## Stated problem
Retype each line of the material exactly, please, skipping any picture in it.

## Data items
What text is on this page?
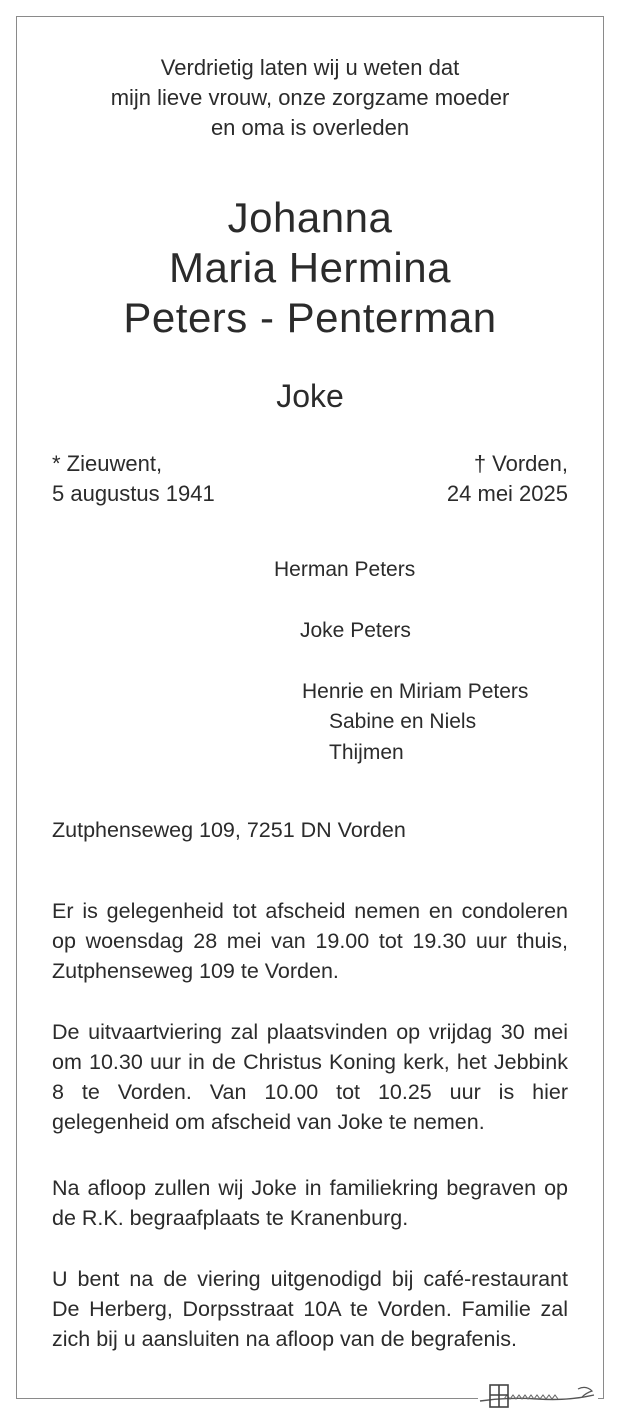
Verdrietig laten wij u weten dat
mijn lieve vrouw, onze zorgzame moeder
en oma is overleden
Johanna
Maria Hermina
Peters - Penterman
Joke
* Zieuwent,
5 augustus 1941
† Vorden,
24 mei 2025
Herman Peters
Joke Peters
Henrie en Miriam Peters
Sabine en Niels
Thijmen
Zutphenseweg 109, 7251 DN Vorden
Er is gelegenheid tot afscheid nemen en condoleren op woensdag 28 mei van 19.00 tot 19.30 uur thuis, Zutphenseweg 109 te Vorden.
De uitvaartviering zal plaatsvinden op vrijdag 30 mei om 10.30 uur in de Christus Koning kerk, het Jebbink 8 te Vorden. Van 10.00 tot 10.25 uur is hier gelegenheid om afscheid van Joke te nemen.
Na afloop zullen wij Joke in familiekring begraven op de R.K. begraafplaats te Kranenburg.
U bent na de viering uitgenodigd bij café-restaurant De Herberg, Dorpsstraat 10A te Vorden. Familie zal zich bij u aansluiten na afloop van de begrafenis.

## Task answer
What text is on this page?
Verdrietig laten wij u weten dat
mijn lieve vrouw, onze zorgzame moeder
en oma is overleden
Johanna
Maria Hermina
Peters - Penterman
Joke
* Zieuwent,
5 augustus 1941
† Vorden,
24 mei 2025
Herman Peters
Joke Peters
Henrie en Miriam Peters
Sabine en Niels
Thijmen
Zutphenseweg 109, 7251 DN Vorden
Er is gelegenheid tot afscheid nemen en condoleren op woensdag 28 mei van 19.00 tot 19.30 uur thuis, Zutphenseweg 109 te Vorden.
De uitvaartviering zal plaatsvinden op vrijdag 30 mei om 10.30 uur in de Christus Koning kerk, het Jebbink 8 te Vorden. Van 10.00 tot 10.25 uur is hier gelegenheid om afscheid van Joke te nemen.
Na afloop zullen wij Joke in familiekring begraven op de R.K. begraafplaats te Kranenburg.
U bent na de viering uitgenodigd bij café-restaurant De Herberg, Dorpsstraat 10A te Vorden. Familie zal zich bij u aansluiten na afloop van de begrafenis.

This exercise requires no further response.